Task brief: Wherever the string "Personeel" appears, copy the whole line.

Extracted information:
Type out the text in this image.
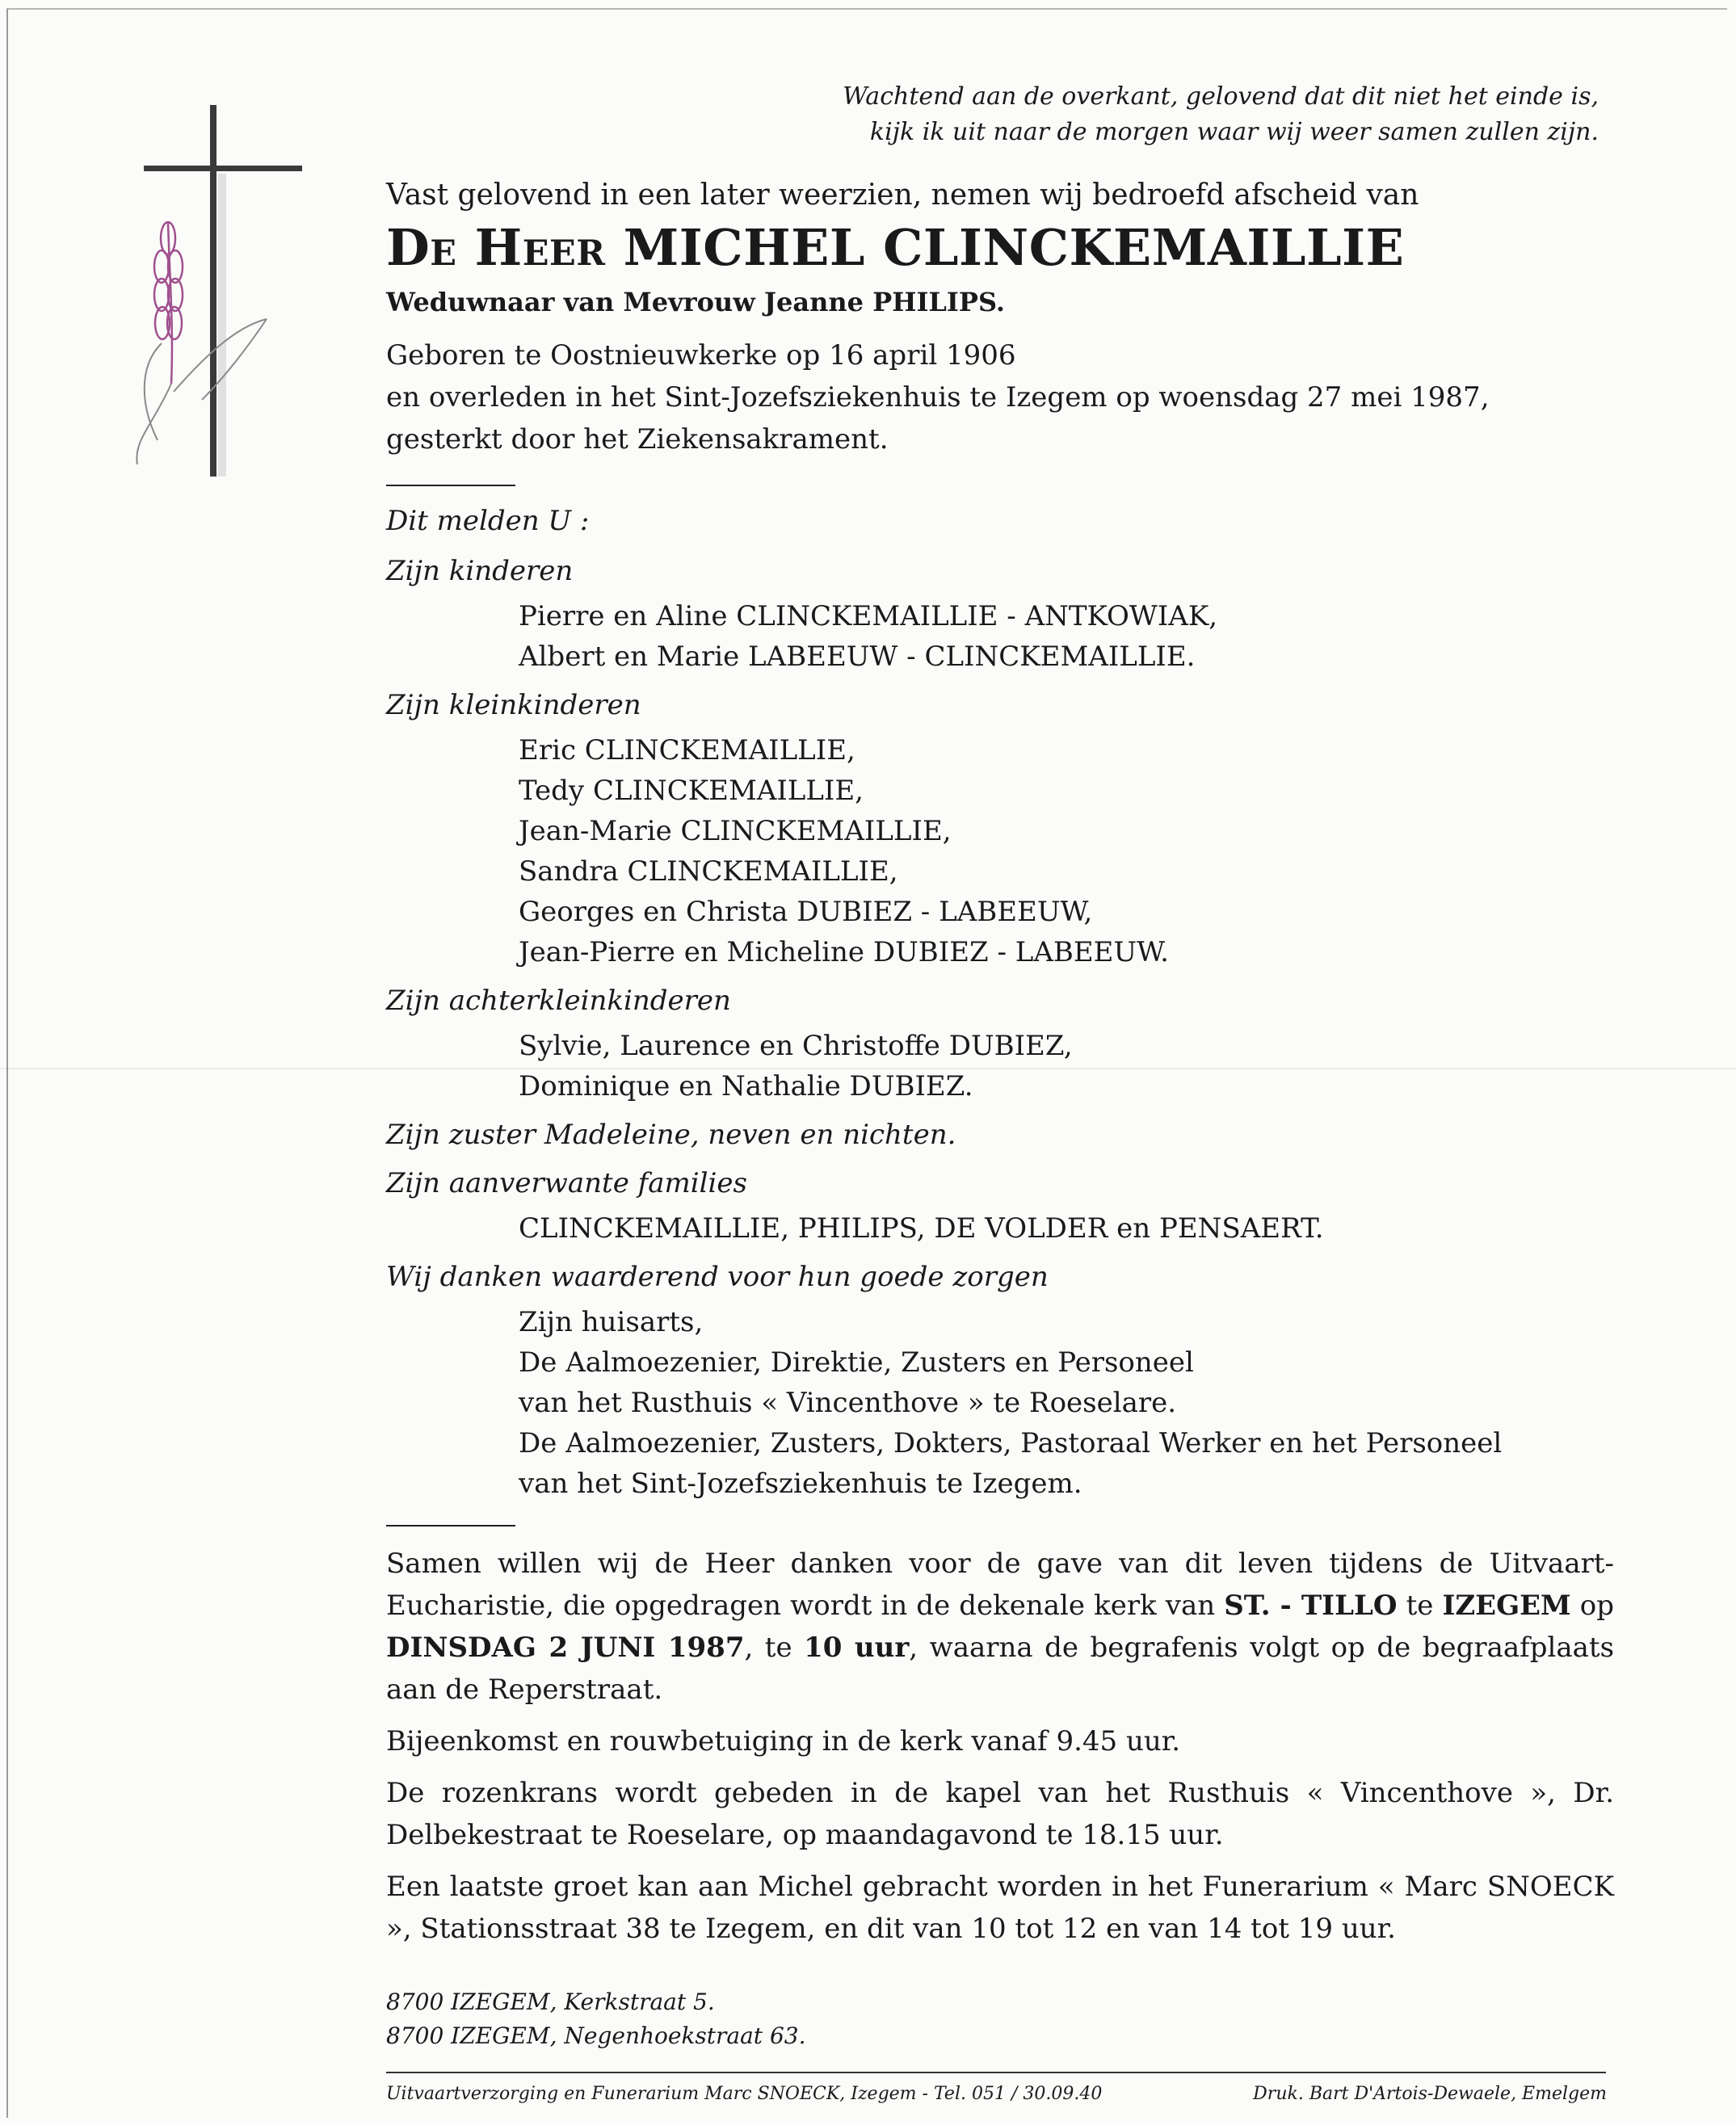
Wachtend aan de overkant, gelovend dat dit niet het einde is,
kijk ik uit naar de morgen waar wij weer samen zullen zijn.

Vast gelovend in een later weerzien, nemen wij bedroefd afscheid van

De Heer MICHEL CLINCKEMAILLIE

Weduwnaar van Mevrouw Jeanne PHILIPS.

Geboren te Oostnieuwkerke op 16 april 1906
en overleden in het Sint-Jozefsziekenhuis te Izegem op woensdag 27 mei 1987,
gesterkt door het Ziekensakrament.
Dit melden U :
Zijn kinderen
Pierre en Aline CLINCKEMAILLIE - ANTKOWIAK,
Albert en Marie LABEEUW - CLINCKEMAILLIE.
Zijn kleinkinderen
Eric CLINCKEMAILLIE,
Tedy CLINCKEMAILLIE,
Jean-Marie CLINCKEMAILLIE,
Sandra CLINCKEMAILLIE,
Georges en Christa DUBIEZ - LABEEUW,
Jean-Pierre en Micheline DUBIEZ - LABEEUW.
Zijn achterkleinkinderen
Sylvie, Laurence en Christoffe DUBIEZ,
Dominique en Nathalie DUBIEZ.
Zijn zuster Madeleine, neven en nichten.
Zijn aanverwante families
CLINCKEMAILLIE, PHILIPS, DE VOLDER en PENSAERT.
Wij danken waarderend voor hun goede zorgen
Zijn huisarts,
De Aalmoezenier, Direktie, Zusters en Personeel
van het Rusthuis « Vincenthove » te Roeselare.
De Aalmoezenier, Zusters, Dokters, Pastoraal Werker en het Personeel
van het Sint-Jozefsziekenhuis te Izegem.
Samen willen wij de Heer danken voor de gave van dit leven tijdens de Uitvaart-Eucharistie, die opgedragen wordt in de dekenale kerk van ST. - TILLO te IZEGEM op DINSDAG 2 JUNI 1987, te 10 uur, waarna de begrafenis volgt op de begraafplaats aan de Reperstraat.
Bijeenkomst en rouwbetuiging in de kerk vanaf 9.45 uur.
De rozenkrans wordt gebeden in de kapel van het Rusthuis « Vincenthove », Dr. Delbekestraat te Roeselare, op maandagavond te 18.15 uur.
Een laatste groet kan aan Michel gebracht worden in het Funerarium « Marc SNOECK », Stationsstraat 38 te Izegem, en dit van 10 tot 12 en van 14 tot 19 uur.
8700 IZEGEM, Kerkstraat 5.
8700 IZEGEM, Negenhoekstraat 63.
Uitvaartverzorging en Funerarium Marc SNOECK, Izegem - Tel. 051 / 30.09.40	Druk. Bart D'Artois-Dewaele, Emelgem
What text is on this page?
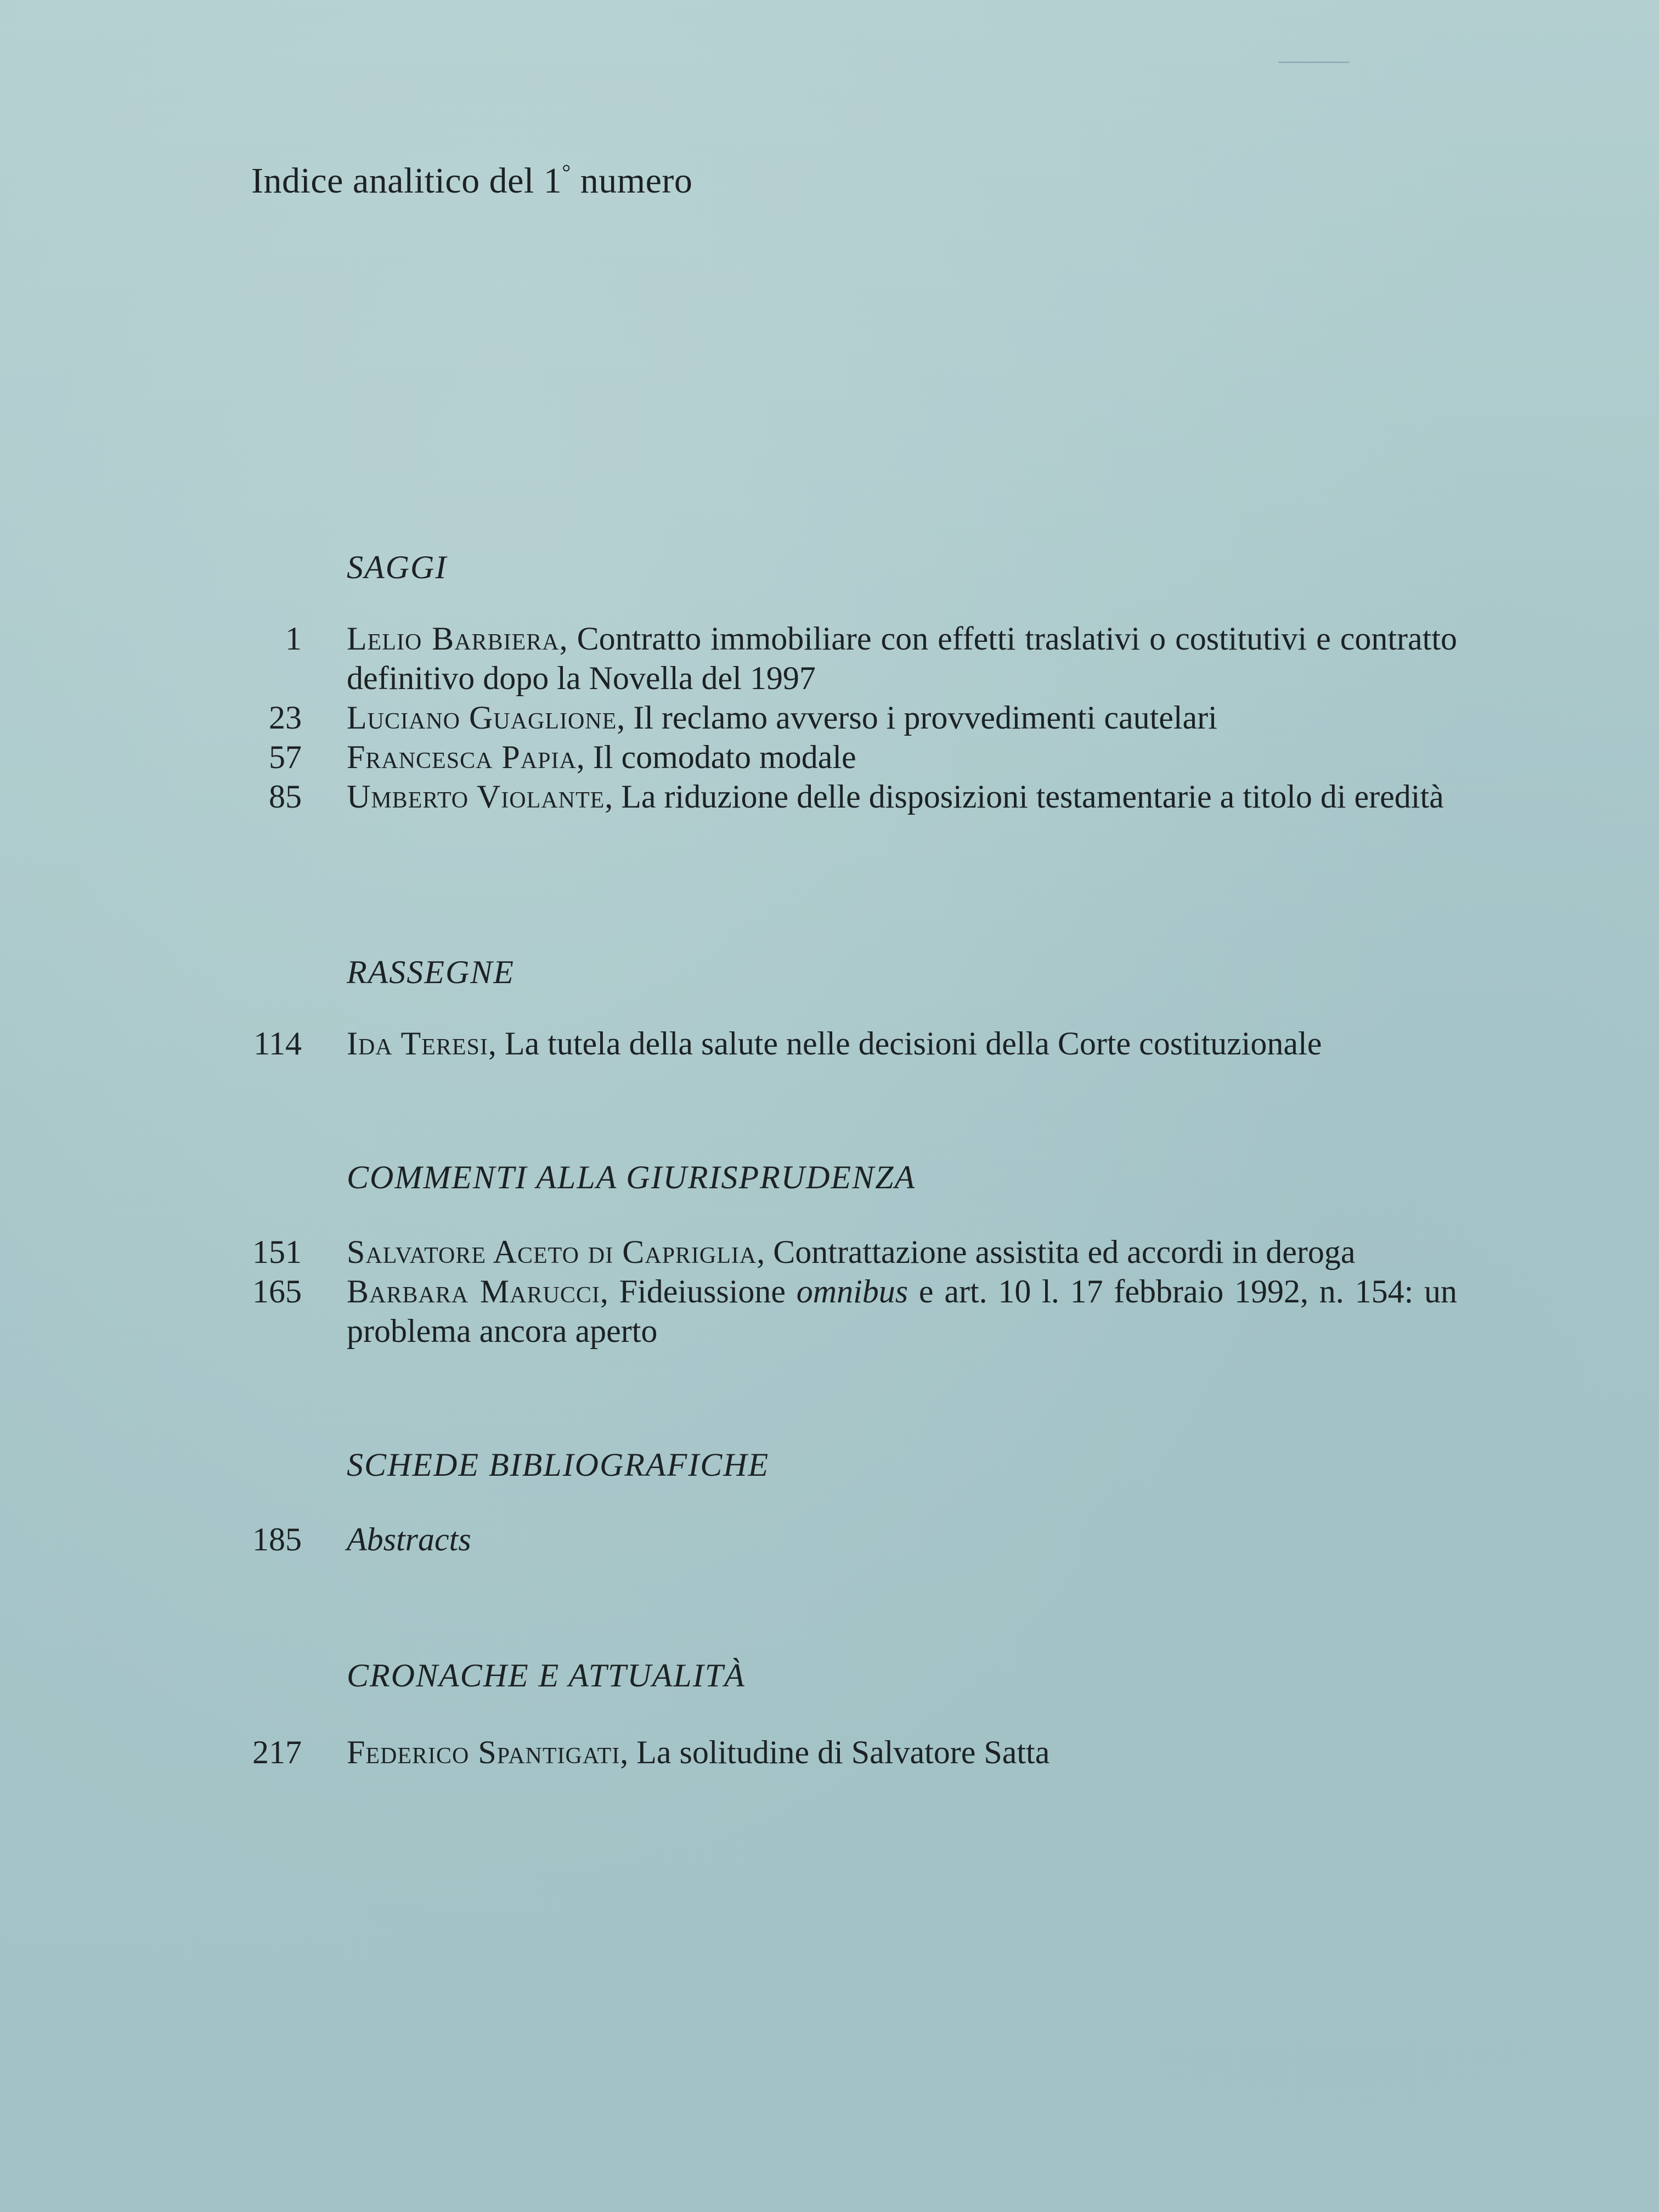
Indice analitico del 1° numero
SAGGI
1 Lelio Barbiera, Contratto immobiliare con effetti traslativi o costitutivi e contratto definitivo dopo la Novella del 1997
23 Luciano Guaglione, Il reclamo avverso i provvedimenti cautelari
57 Francesca Papia, Il comodato modale
85 Umberto Violante, La riduzione delle disposizioni testamentarie a titolo di eredità
RASSEGNE
114 Ida Teresi, La tutela della salute nelle decisioni della Corte costituzionale
COMMENTI ALLA GIURISPRUDENZA
151 Salvatore Aceto di Capriglia, Contrattazione assistita ed accordi in deroga
165 Barbara Marucci, Fideiussione omnibus e art. 10 l. 17 febbraio 1992, n. 154: un problema ancora aperto
SCHEDE BIBLIOGRAFICHE
185 Abstracts
CRONACHE E ATTUALITÀ
217 Federico Spantigati, La solitudine di Salvatore Satta
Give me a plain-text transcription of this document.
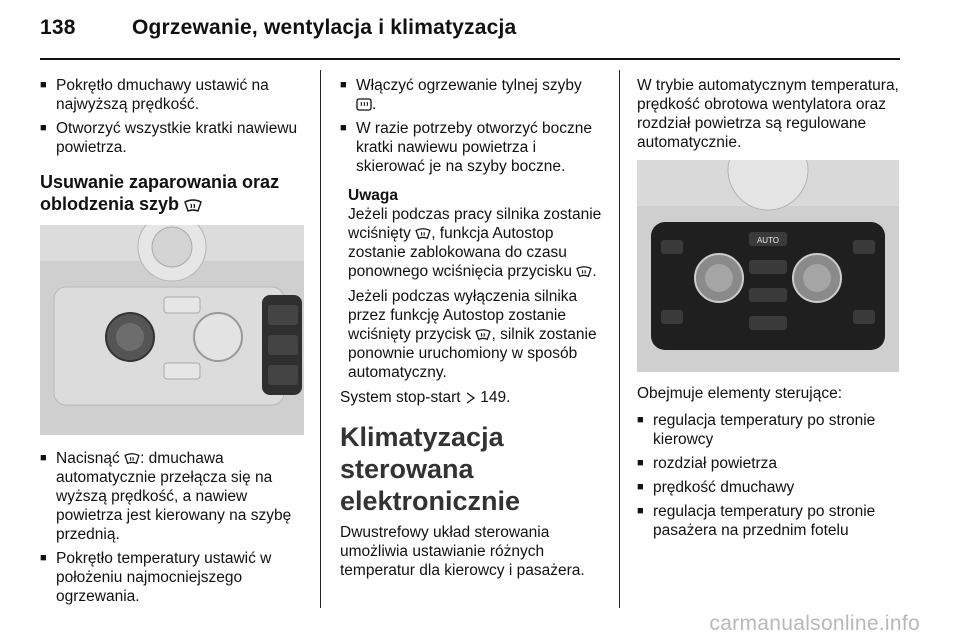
138	Ogrzewanie, wentylacja i klimatyzacja
■ Pokrętło dmuchawy ustawić na najwyższą prędkość.
■ Otworzyć wszystkie kratki nawiewu powietrza.
Usuwanie zaparowania oraz oblodzenia szyb
■ Nacisnąć : dmuchawa automatycznie przełącza się na wyższą prędkość, a nawiew powietrza jest kierowany na szybę przednią.
■ Pokrętło temperatury ustawić w położeniu najmocniejszego ogrzewania.
■ Włączyć ogrzewanie tylnej szyby
.
■ W razie potrzeby otworzyć boczne kratki nawiewu powietrza i skierować je na szyby boczne.
Uwaga
Jeżeli podczas pracy silnika zostanie wciśnięty , funkcja Autostop zostanie zablokowana do czasu ponownego wciśnięcia przycisku .
Jeżeli podczas wyłączenia silnika przez funkcję Autostop zostanie wciśnięty przycisk , silnik zostanie ponownie uruchomiony w sposób automatyczny.
System stop-start  149.
Klimatyzacja sterowana elektronicznie
Dwustrefowy układ sterowania umożliwia ustawianie różnych temperatur dla kierowcy i pasażera.
W trybie automatycznym temperatura, prędkość obrotowa wentylatora oraz rozdział powietrza są regulowane automatycznie.
AUTO
Obejmuje elementy sterujące:
■ regulacja temperatury po stronie kierowcy
■ rozdział powietrza
■ prędkość dmuchawy
■ regulacja temperatury po stronie pasażera na przednim fotelu
carmanualsonline.info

Answer:
De Aalmoezenier, Direktie, Zusters en Personeel
De Aalmoezenier, Zusters, Dokters, Pastoraal Werker en het Personeel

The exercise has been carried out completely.